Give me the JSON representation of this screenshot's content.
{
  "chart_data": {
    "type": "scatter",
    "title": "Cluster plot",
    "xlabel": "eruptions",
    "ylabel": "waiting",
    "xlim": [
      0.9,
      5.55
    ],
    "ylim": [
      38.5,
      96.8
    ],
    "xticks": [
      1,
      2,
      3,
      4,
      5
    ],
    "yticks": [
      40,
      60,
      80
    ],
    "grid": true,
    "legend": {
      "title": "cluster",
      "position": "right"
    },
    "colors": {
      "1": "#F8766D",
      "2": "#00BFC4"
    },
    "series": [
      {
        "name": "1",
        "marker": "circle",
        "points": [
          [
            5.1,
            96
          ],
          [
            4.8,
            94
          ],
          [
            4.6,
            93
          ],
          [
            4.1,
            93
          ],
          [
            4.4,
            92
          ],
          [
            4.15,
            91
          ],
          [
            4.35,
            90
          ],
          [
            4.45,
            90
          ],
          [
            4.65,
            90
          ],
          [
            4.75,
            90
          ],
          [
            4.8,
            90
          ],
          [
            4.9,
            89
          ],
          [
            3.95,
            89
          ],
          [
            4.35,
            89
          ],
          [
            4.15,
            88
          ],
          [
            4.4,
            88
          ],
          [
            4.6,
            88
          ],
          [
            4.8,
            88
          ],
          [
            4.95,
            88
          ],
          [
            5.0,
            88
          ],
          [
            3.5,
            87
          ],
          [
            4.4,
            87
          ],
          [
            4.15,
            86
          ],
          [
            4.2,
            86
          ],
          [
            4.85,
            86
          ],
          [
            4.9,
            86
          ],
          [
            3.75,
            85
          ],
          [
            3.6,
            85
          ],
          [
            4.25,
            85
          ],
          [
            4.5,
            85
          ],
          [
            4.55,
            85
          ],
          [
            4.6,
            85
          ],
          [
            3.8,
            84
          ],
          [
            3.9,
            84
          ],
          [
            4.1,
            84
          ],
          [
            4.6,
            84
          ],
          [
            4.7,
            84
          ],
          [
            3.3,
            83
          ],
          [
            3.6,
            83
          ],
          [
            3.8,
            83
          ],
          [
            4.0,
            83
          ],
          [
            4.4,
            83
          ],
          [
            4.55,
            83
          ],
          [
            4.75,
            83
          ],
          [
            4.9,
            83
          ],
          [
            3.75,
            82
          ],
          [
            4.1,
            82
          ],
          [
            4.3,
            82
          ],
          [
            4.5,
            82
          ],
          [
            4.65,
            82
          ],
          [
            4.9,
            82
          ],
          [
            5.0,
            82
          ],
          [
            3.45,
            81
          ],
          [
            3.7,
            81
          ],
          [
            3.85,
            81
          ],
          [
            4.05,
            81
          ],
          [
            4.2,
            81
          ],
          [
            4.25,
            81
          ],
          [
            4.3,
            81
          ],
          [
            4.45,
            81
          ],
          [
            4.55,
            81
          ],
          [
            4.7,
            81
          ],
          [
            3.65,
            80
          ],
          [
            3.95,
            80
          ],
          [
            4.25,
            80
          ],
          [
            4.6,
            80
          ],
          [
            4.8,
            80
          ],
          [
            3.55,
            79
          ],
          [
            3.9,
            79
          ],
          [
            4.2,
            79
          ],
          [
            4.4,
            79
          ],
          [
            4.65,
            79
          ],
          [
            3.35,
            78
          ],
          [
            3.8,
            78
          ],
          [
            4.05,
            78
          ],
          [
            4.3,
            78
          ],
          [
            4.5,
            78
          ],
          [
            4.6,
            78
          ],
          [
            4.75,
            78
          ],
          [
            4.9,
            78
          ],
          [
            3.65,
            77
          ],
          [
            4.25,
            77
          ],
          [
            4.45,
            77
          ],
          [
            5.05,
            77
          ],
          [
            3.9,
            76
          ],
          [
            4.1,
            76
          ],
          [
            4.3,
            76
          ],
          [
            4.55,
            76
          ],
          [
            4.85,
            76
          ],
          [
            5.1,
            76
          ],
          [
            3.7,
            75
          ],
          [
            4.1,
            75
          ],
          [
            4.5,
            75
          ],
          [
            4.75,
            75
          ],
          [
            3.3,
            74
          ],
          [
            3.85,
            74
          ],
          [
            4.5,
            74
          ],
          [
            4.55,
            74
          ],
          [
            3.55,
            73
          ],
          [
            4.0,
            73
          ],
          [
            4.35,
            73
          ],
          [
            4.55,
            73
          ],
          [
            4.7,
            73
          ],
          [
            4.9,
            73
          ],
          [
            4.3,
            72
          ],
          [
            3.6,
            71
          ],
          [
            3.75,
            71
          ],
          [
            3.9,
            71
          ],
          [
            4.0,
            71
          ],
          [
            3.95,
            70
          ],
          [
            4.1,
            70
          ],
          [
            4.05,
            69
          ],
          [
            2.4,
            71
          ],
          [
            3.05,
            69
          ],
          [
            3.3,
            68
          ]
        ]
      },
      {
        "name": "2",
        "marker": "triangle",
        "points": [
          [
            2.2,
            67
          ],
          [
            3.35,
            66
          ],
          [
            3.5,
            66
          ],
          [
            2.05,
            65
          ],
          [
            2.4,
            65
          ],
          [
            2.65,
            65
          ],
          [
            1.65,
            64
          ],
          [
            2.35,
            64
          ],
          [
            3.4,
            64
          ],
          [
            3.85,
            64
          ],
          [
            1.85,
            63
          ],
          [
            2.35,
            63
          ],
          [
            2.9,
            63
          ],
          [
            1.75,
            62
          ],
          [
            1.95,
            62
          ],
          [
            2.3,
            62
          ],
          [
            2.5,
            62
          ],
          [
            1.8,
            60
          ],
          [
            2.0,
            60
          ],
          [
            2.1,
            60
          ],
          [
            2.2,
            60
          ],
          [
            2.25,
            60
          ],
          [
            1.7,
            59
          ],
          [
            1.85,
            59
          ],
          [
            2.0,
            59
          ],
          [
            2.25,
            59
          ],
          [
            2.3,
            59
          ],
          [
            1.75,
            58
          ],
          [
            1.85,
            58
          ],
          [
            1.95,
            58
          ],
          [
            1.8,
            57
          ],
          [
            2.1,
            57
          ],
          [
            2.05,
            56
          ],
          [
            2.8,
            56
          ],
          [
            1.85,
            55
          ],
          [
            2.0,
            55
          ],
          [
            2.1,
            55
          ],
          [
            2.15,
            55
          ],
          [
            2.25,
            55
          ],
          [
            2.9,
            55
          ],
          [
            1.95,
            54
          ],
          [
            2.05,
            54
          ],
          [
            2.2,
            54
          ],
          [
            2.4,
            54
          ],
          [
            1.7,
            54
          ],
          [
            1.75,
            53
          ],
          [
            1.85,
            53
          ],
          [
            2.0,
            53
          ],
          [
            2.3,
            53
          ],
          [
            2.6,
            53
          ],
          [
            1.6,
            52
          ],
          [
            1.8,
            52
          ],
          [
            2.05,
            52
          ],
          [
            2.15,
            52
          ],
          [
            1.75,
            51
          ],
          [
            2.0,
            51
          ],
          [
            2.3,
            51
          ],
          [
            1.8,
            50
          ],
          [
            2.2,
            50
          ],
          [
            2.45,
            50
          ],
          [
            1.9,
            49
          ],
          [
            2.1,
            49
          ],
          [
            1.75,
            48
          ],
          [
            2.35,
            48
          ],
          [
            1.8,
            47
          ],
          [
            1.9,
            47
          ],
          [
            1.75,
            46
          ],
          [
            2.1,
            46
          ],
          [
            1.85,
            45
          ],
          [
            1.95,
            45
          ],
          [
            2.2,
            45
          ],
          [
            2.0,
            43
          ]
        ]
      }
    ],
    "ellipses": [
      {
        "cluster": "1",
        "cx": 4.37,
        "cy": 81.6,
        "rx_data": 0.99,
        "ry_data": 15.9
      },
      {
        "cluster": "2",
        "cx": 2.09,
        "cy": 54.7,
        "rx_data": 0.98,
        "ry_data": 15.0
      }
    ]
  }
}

···

> _What is being asked_
Reproduce every entry shown above, precisely as it stands.

> _Completed task_
Give me the JSON representation of this screenshot's content.
{
  "chart_data": {
    "type": "scatter",
    "title": "Cluster plot",
    "xlabel": "eruptions",
    "ylabel": "waiting",
    "xlim": [
      0.9,
      5.55
    ],
    "ylim": [
      38.5,
      96.8
    ],
    "xticks": [
      1,
      2,
      3,
      4,
      5
    ],
    "yticks": [
      40,
      60,
      80
    ],
    "grid": true,
    "legend": {
      "title": "cluster",
      "position": "right"
    },
    "colors": {
      "1": "#F8766D",
      "2": "#00BFC4"
    },
    "series": [
      {
        "name": "1",
        "marker": "circle",
        "points": [
          [
            5.1,
            96
          ],
          [
            4.8,
            94
          ],
          [
            4.6,
            93
          ],
          [
            4.1,
            93
          ],
          [
            4.4,
            92
          ],
          [
            4.15,
            91
          ],
          [
            4.35,
            90
          ],
          [
            4.45,
            90
          ],
          [
            4.65,
            90
          ],
          [
            4.75,
            90
          ],
          [
            4.8,
            90
          ],
          [
            4.9,
            89
          ],
          [
            3.95,
            89
          ],
          [
            4.35,
            89
          ],
          [
            4.15,
            88
          ],
          [
            4.4,
            88
          ],
          [
            4.6,
            88
          ],
          [
            4.8,
            88
          ],
          [
            4.95,
            88
          ],
          [
            5.0,
            88
          ],
          [
            3.5,
            87
          ],
          [
            4.4,
            87
          ],
          [
            4.15,
            86
          ],
          [
            4.2,
            86
          ],
          [
            4.85,
            86
          ],
          [
            4.9,
            86
          ],
          [
            3.75,
            85
          ],
          [
            3.6,
            85
          ],
          [
            4.25,
            85
          ],
          [
            4.5,
            85
          ],
          [
            4.55,
            85
          ],
          [
            4.6,
            85
          ],
          [
            3.8,
            84
          ],
          [
            3.9,
            84
          ],
          [
            4.1,
            84
          ],
          [
            4.6,
            84
          ],
          [
            4.7,
            84
          ],
          [
            3.3,
            83
          ],
          [
            3.6,
            83
          ],
          [
            3.8,
            83
          ],
          [
            4.0,
            83
          ],
          [
            4.4,
            83
          ],
          [
            4.55,
            83
          ],
          [
            4.75,
            83
          ],
          [
            4.9,
            83
          ],
          [
            3.75,
            82
          ],
          [
            4.1,
            82
          ],
          [
            4.3,
            82
          ],
          [
            4.5,
            82
          ],
          [
            4.65,
            82
          ],
          [
            4.9,
            82
          ],
          [
            5.0,
            82
          ],
          [
            3.45,
            81
          ],
          [
            3.7,
            81
          ],
          [
            3.85,
            81
          ],
          [
            4.05,
            81
          ],
          [
            4.2,
            81
          ],
          [
            4.25,
            81
          ],
          [
            4.3,
            81
          ],
          [
            4.45,
            81
          ],
          [
            4.55,
            81
          ],
          [
            4.7,
            81
          ],
          [
            3.65,
            80
          ],
          [
            3.95,
            80
          ],
          [
            4.25,
            80
          ],
          [
            4.6,
            80
          ],
          [
            4.8,
            80
          ],
          [
            3.55,
            79
          ],
          [
            3.9,
            79
          ],
          [
            4.2,
            79
          ],
          [
            4.4,
            79
          ],
          [
            4.65,
            79
          ],
          [
            3.35,
            78
          ],
          [
            3.8,
            78
          ],
          [
            4.05,
            78
          ],
          [
            4.3,
            78
          ],
          [
            4.5,
            78
          ],
          [
            4.6,
            78
          ],
          [
            4.75,
            78
          ],
          [
            4.9,
            78
          ],
          [
            3.65,
            77
          ],
          [
            4.25,
            77
          ],
          [
            4.45,
            77
          ],
          [
            5.05,
            77
          ],
          [
            3.9,
            76
          ],
          [
            4.1,
            76
          ],
          [
            4.3,
            76
          ],
          [
            4.55,
            76
          ],
          [
            4.85,
            76
          ],
          [
            5.1,
            76
          ],
          [
            3.7,
            75
          ],
          [
            4.1,
            75
          ],
          [
            4.5,
            75
          ],
          [
            4.75,
            75
          ],
          [
            3.3,
            74
          ],
          [
            3.85,
            74
          ],
          [
            4.5,
            74
          ],
          [
            4.55,
            74
          ],
          [
            3.55,
            73
          ],
          [
            4.0,
            73
          ],
          [
            4.35,
            73
          ],
          [
            4.55,
            73
          ],
          [
            4.7,
            73
          ],
          [
            4.9,
            73
          ],
          [
            4.3,
            72
          ],
          [
            3.6,
            71
          ],
          [
            3.75,
            71
          ],
          [
            3.9,
            71
          ],
          [
            4.0,
            71
          ],
          [
            3.95,
            70
          ],
          [
            4.1,
            70
          ],
          [
            4.05,
            69
          ],
          [
            2.4,
            71
          ],
          [
            3.05,
            69
          ],
          [
            3.3,
            68
          ]
        ]
      },
      {
        "name": "2",
        "marker": "triangle",
        "points": [
          [
            2.2,
            67
          ],
          [
            3.35,
            66
          ],
          [
            3.5,
            66
          ],
          [
            2.05,
            65
          ],
          [
            2.4,
            65
          ],
          [
            2.65,
            65
          ],
          [
            1.65,
            64
          ],
          [
            2.35,
            64
          ],
          [
            3.4,
            64
          ],
          [
            3.85,
            64
          ],
          [
            1.85,
            63
          ],
          [
            2.35,
            63
          ],
          [
            2.9,
            63
          ],
          [
            1.75,
            62
          ],
          [
            1.95,
            62
          ],
          [
            2.3,
            62
          ],
          [
            2.5,
            62
          ],
          [
            1.8,
            60
          ],
          [
            2.0,
            60
          ],
          [
            2.1,
            60
          ],
          [
            2.2,
            60
          ],
          [
            2.25,
            60
          ],
          [
            1.7,
            59
          ],
          [
            1.85,
            59
          ],
          [
            2.0,
            59
          ],
          [
            2.25,
            59
          ],
          [
            2.3,
            59
          ],
          [
            1.75,
            58
          ],
          [
            1.85,
            58
          ],
          [
            1.95,
            58
          ],
          [
            1.8,
            57
          ],
          [
            2.1,
            57
          ],
          [
            2.05,
            56
          ],
          [
            2.8,
            56
          ],
          [
            1.85,
            55
          ],
          [
            2.0,
            55
          ],
          [
            2.1,
            55
          ],
          [
            2.15,
            55
          ],
          [
            2.25,
            55
          ],
          [
            2.9,
            55
          ],
          [
            1.95,
            54
          ],
          [
            2.05,
            54
          ],
          [
            2.2,
            54
          ],
          [
            2.4,
            54
          ],
          [
            1.7,
            54
          ],
          [
            1.75,
            53
          ],
          [
            1.85,
            53
          ],
          [
            2.0,
            53
          ],
          [
            2.3,
            53
          ],
          [
            2.6,
            53
          ],
          [
            1.6,
            52
          ],
          [
            1.8,
            52
          ],
          [
            2.05,
            52
          ],
          [
            2.15,
            52
          ],
          [
            1.75,
            51
          ],
          [
            2.0,
            51
          ],
          [
            2.3,
            51
          ],
          [
            1.8,
            50
          ],
          [
            2.2,
            50
          ],
          [
            2.45,
            50
          ],
          [
            1.9,
            49
          ],
          [
            2.1,
            49
          ],
          [
            1.75,
            48
          ],
          [
            2.35,
            48
          ],
          [
            1.8,
            47
          ],
          [
            1.9,
            47
          ],
          [
            1.75,
            46
          ],
          [
            2.1,
            46
          ],
          [
            1.85,
            45
          ],
          [
            1.95,
            45
          ],
          [
            2.2,
            45
          ],
          [
            2.0,
            43
          ]
        ]
      }
    ],
    "ellipses": [
      {
        "cluster": "1",
        "cx": 4.37,
        "cy": 81.6,
        "rx_data": 0.99,
        "ry_data": 15.9
      },
      {
        "cluster": "2",
        "cx": 2.09,
        "cy": 54.7,
        "rx_data": 0.98,
        "ry_data": 15.0
      }
    ]
  }
}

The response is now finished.